- **Set problem**: Every line that includes the word "улаза" is to be listed.

======

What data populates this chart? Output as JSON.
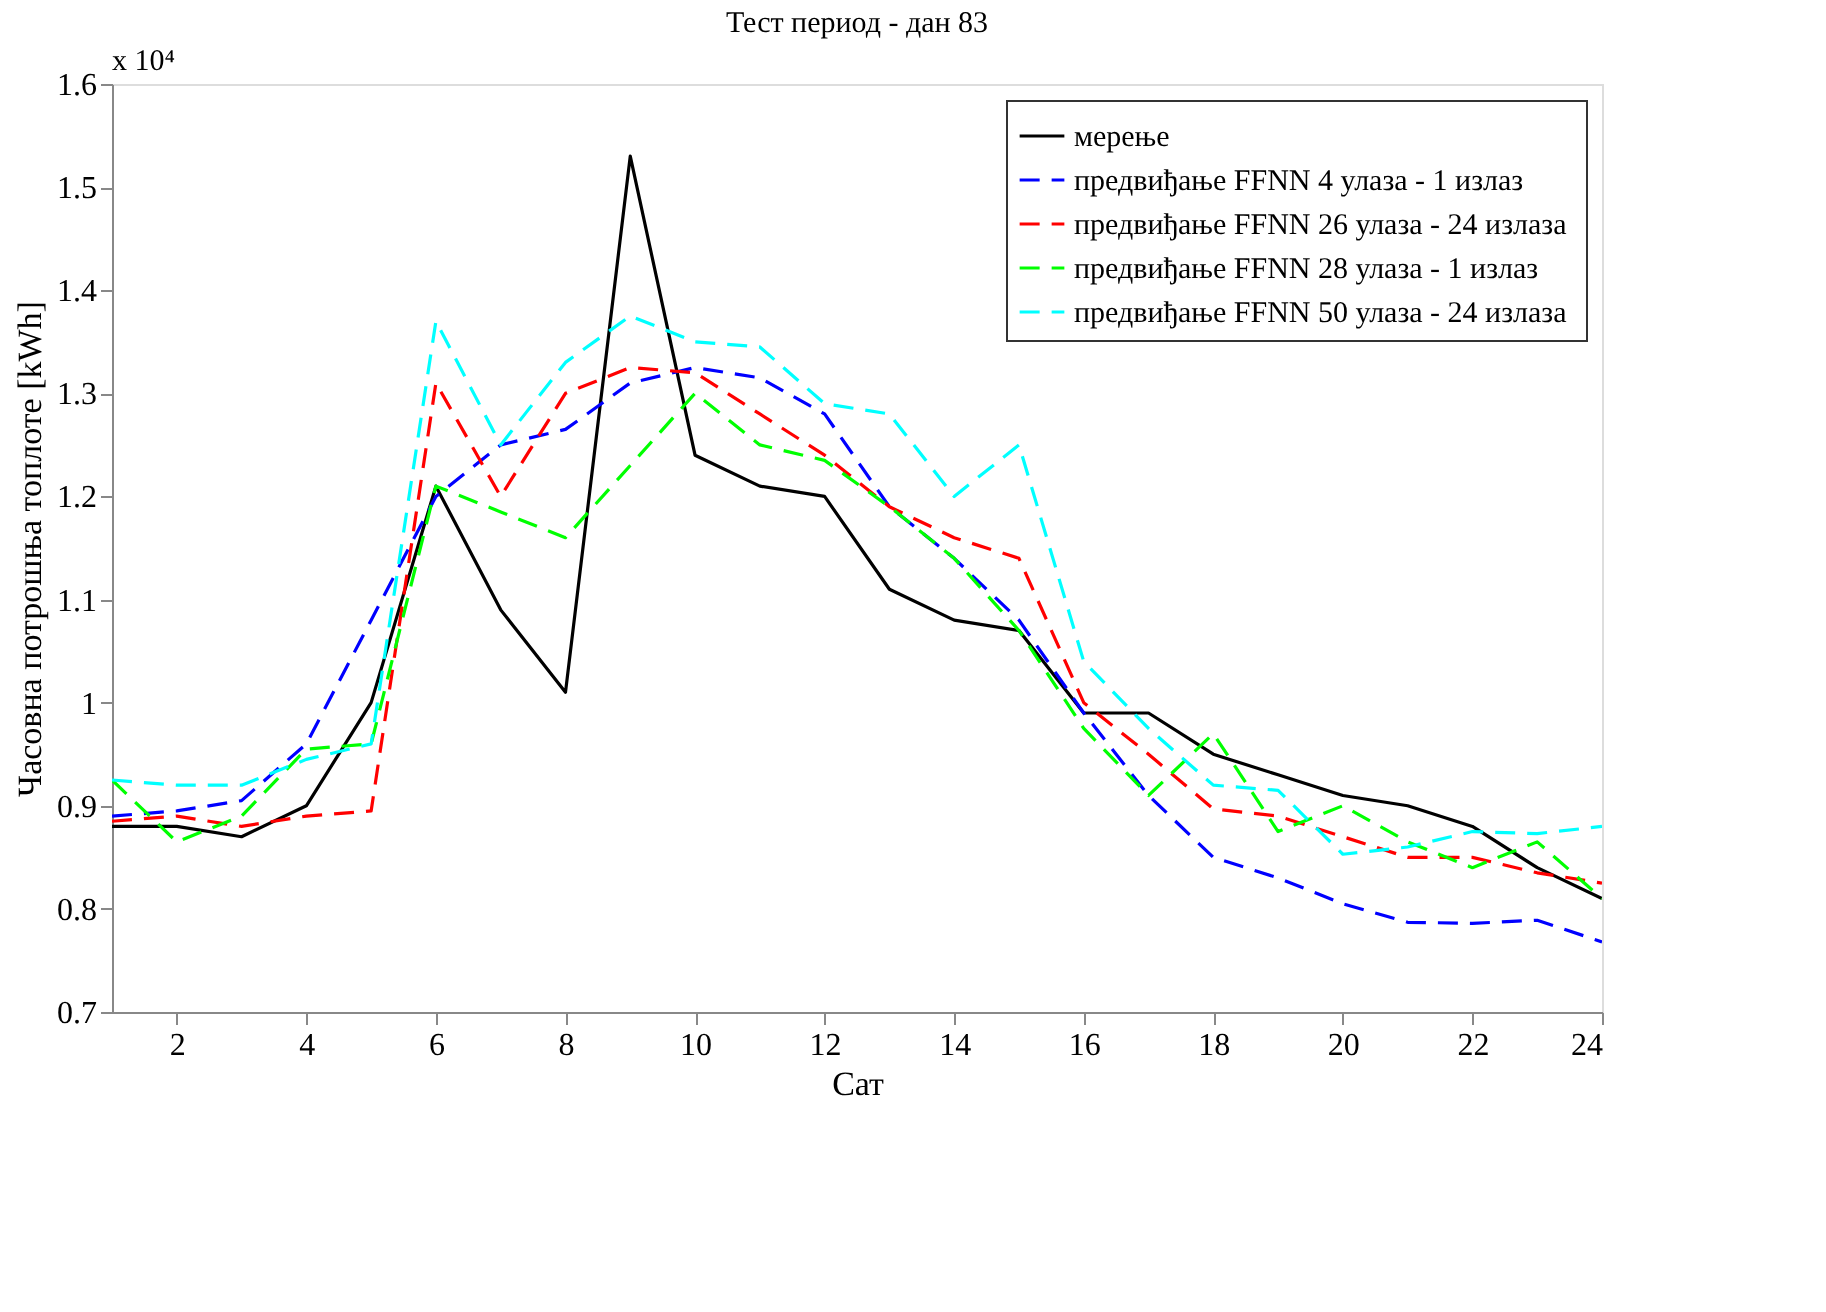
{
  "chart_data": {
    "type": "line",
    "title": "Тест период - дан 83",
    "xlabel": "Сат",
    "ylabel": "Часовна потрошња топлоте [kWh]",
    "annotations": [
      "x 10⁴"
    ],
    "x": [
      1,
      2,
      3,
      4,
      5,
      6,
      7,
      8,
      9,
      10,
      11,
      12,
      13,
      14,
      15,
      16,
      17,
      18,
      19,
      20,
      21,
      22,
      23,
      24
    ],
    "xlim": [
      1,
      24
    ],
    "xticks": [
      2,
      4,
      6,
      8,
      10,
      12,
      14,
      16,
      18,
      20,
      22,
      24
    ],
    "ylim": [
      0.7,
      1.6
    ],
    "yticks": [
      0.7,
      0.8,
      0.9,
      1,
      1.1,
      1.2,
      1.3,
      1.4,
      1.5,
      1.6
    ],
    "grid": false,
    "legend": "top right",
    "marker": "none",
    "series": [
      {
        "name": "мерење",
        "color": "#000000",
        "line_style": "solid",
        "values": [
          0.88,
          0.88,
          0.87,
          0.9,
          1.0,
          1.21,
          1.09,
          1.01,
          1.53,
          1.24,
          1.21,
          1.2,
          1.11,
          1.08,
          1.07,
          0.99,
          0.99,
          0.95,
          0.93,
          0.91,
          0.9,
          0.88,
          0.84,
          0.81
        ]
      },
      {
        "name": "предвиђање FFNN 4 улаза - 1 излаз",
        "color": "#0000ff",
        "line_style": "dashed",
        "values": [
          0.89,
          0.895,
          0.905,
          0.96,
          1.08,
          1.2,
          1.25,
          1.265,
          1.31,
          1.325,
          1.315,
          1.28,
          1.19,
          1.14,
          1.08,
          0.99,
          0.91,
          0.85,
          0.83,
          0.805,
          0.787,
          0.786,
          0.789,
          0.768
        ]
      },
      {
        "name": "предвиђање FFNN  26 улаза - 24 излаза",
        "color": "#ff0000",
        "line_style": "dashed",
        "values": [
          0.885,
          0.89,
          0.88,
          0.89,
          0.895,
          1.31,
          1.2,
          1.3,
          1.325,
          1.32,
          1.28,
          1.24,
          1.19,
          1.16,
          1.14,
          1.0,
          0.95,
          0.897,
          0.89,
          0.87,
          0.85,
          0.85,
          0.835,
          0.825
        ]
      },
      {
        "name": "предвиђање FFNN 28 улаза - 1 излаз",
        "color": "#00ff00",
        "line_style": "dashed",
        "values": [
          0.925,
          0.865,
          0.89,
          0.955,
          0.96,
          1.21,
          1.185,
          1.16,
          1.23,
          1.3,
          1.25,
          1.235,
          1.19,
          1.14,
          1.07,
          0.975,
          0.91,
          0.97,
          0.875,
          0.9,
          0.865,
          0.84,
          0.865,
          0.81
        ]
      },
      {
        "name": "предвиђање FFNN 50 улаза - 24 излаза",
        "color": "#00ffff",
        "line_style": "dashed",
        "values": [
          0.925,
          0.92,
          0.92,
          0.945,
          0.96,
          1.37,
          1.25,
          1.33,
          1.375,
          1.35,
          1.345,
          1.29,
          1.28,
          1.2,
          1.25,
          1.04,
          0.975,
          0.92,
          0.915,
          0.853,
          0.86,
          0.875,
          0.873,
          0.88
        ]
      }
    ]
  }
}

======

- **Result of the exercise**:
        "name": "предвиђање FFNN 4 улаза - 1 излаз",
        "name": "предвиђање FFNN  26 улаза - 24 излаза",
        "name": "предвиђање FFNN 28 улаза - 1 излаз",
        "name": "предвиђање FFNN 50 улаза - 24 излаза",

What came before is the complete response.